**Problem statement:**
Repeat every record below exactly, leaving out the pictures.
[begin Excerpted records]
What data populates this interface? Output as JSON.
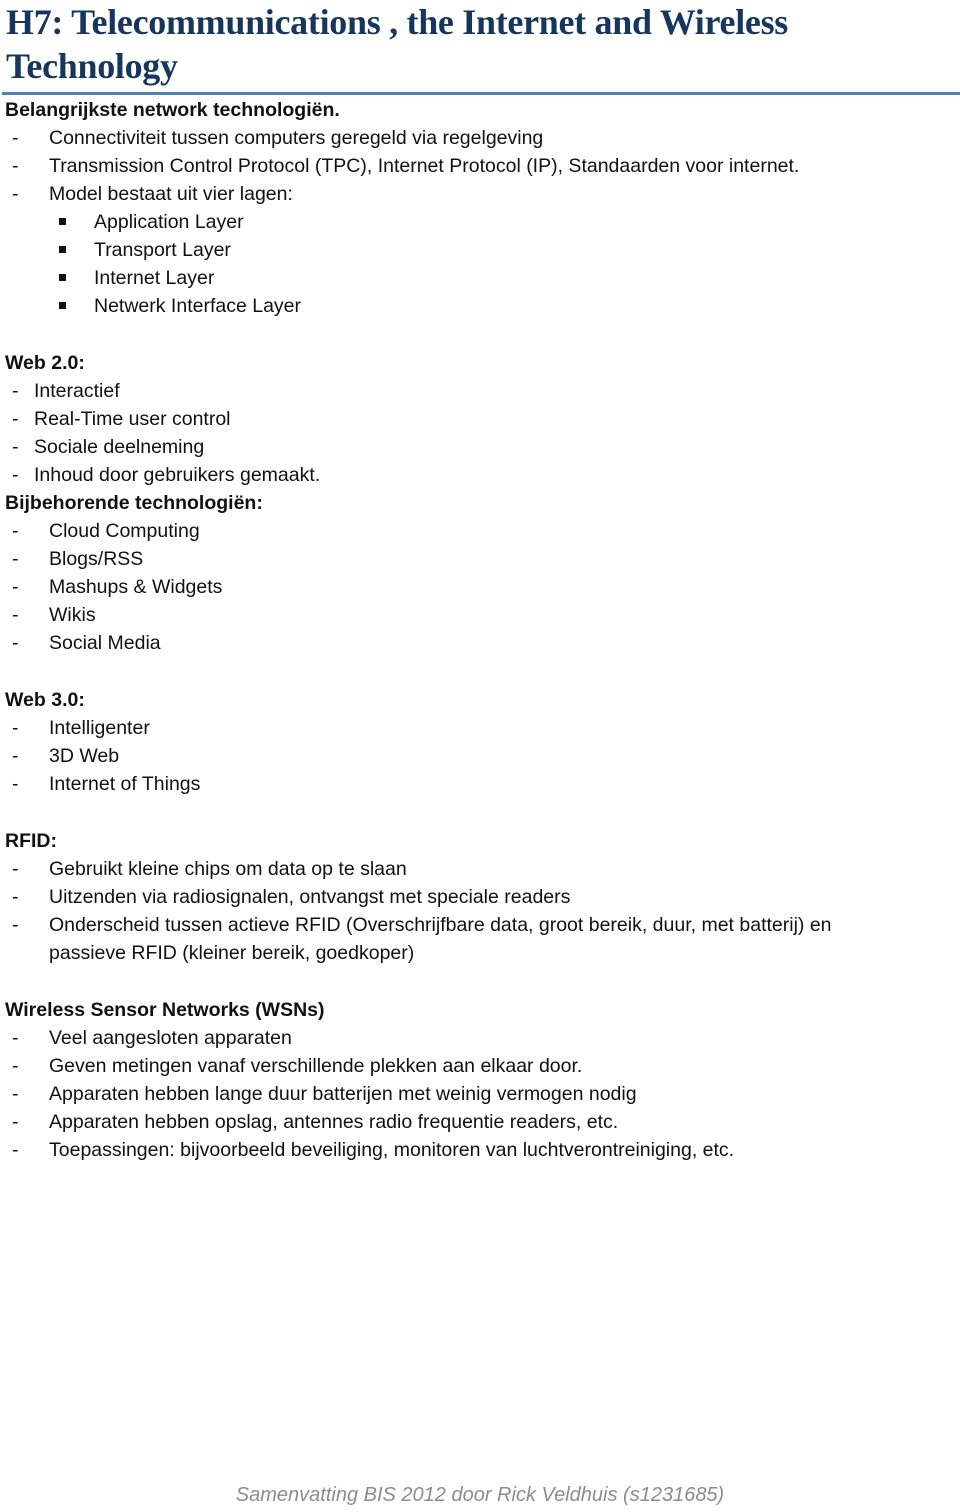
{
  "document": {
    "title": "H7: Telecommunications , the Internet and Wireless Technology",
    "bullet_dash": "-",
    "sections": {
      "network": {
        "heading": "Belangrijkste network technologiën.",
        "items": [
          "Connectiviteit tussen computers geregeld via regelgeving",
          "Transmission Control Protocol (TPC), Internet Protocol (IP), Standaarden voor internet.",
          "Model bestaat uit vier lagen:"
        ],
        "layers": [
          "Application Layer",
          "Transport Layer",
          "Internet Layer",
          "Netwerk Interface Layer"
        ]
      },
      "web2": {
        "heading": "Web 2.0:",
        "items": [
          "Interactief",
          "Real-Time user control",
          "Sociale deelneming",
          "Inhoud door gebruikers gemaakt."
        ]
      },
      "web2_tech": {
        "heading": "Bijbehorende technologiën:",
        "items": [
          "Cloud Computing",
          "Blogs/RSS",
          "Mashups & Widgets",
          "Wikis",
          "Social Media"
        ]
      },
      "web3": {
        "heading": "Web 3.0:",
        "items": [
          "Intelligenter",
          "3D Web",
          "Internet of Things"
        ]
      },
      "rfid": {
        "heading": "RFID:",
        "items": [
          "Gebruikt kleine chips om data op te slaan",
          "Uitzenden via radiosignalen, ontvangst met speciale readers",
          "Onderscheid tussen actieve RFID (Overschrijfbare data, groot bereik, duur, met batterij) en",
          "passieve RFID (kleiner bereik, goedkoper)"
        ]
      },
      "wsn": {
        "heading": "Wireless Sensor Networks (WSNs)",
        "items": [
          "Veel aangesloten apparaten",
          "Geven metingen vanaf verschillende plekken aan elkaar door.",
          "Apparaten hebben lange duur batterijen met weinig vermogen nodig",
          "Apparaten hebben opslag, antennes radio frequentie readers, etc.",
          "Toepassingen: bijvoorbeeld beveiliging, monitoren van luchtverontreiniging, etc."
        ]
      }
    },
    "footer": "Samenvatting BIS 2012 door Rick Veldhuis (s1231685)"
  }
}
[end Excerpted records]
**Full solution:**
What data populates this interface? Output as JSON.
{
  "document": {
    "title": "H7: Telecommunications , the Internet and Wireless Technology",
    "bullet_dash": "-",
    "sections": {
      "network": {
        "heading": "Belangrijkste network technologiën.",
        "items": [
          "Connectiviteit tussen computers geregeld via regelgeving",
          "Transmission Control Protocol (TPC), Internet Protocol (IP), Standaarden voor internet.",
          "Model bestaat uit vier lagen:"
        ],
        "layers": [
          "Application Layer",
          "Transport Layer",
          "Internet Layer",
          "Netwerk Interface Layer"
        ]
      },
      "web2": {
        "heading": "Web 2.0:",
        "items": [
          "Interactief",
          "Real-Time user control",
          "Sociale deelneming",
          "Inhoud door gebruikers gemaakt."
        ]
      },
      "web2_tech": {
        "heading": "Bijbehorende technologiën:",
        "items": [
          "Cloud Computing",
          "Blogs/RSS",
          "Mashups & Widgets",
          "Wikis",
          "Social Media"
        ]
      },
      "web3": {
        "heading": "Web 3.0:",
        "items": [
          "Intelligenter",
          "3D Web",
          "Internet of Things"
        ]
      },
      "rfid": {
        "heading": "RFID:",
        "items": [
          "Gebruikt kleine chips om data op te slaan",
          "Uitzenden via radiosignalen, ontvangst met speciale readers",
          "Onderscheid tussen actieve RFID (Overschrijfbare data, groot bereik, duur, met batterij) en",
          "passieve RFID (kleiner bereik, goedkoper)"
        ]
      },
      "wsn": {
        "heading": "Wireless Sensor Networks (WSNs)",
        "items": [
          "Veel aangesloten apparaten",
          "Geven metingen vanaf verschillende plekken aan elkaar door.",
          "Apparaten hebben lange duur batterijen met weinig vermogen nodig",
          "Apparaten hebben opslag, antennes radio frequentie readers, etc.",
          "Toepassingen: bijvoorbeeld beveiliging, monitoren van luchtverontreiniging, etc."
        ]
      }
    },
    "footer": "Samenvatting BIS 2012 door Rick Veldhuis (s1231685)"
  }
}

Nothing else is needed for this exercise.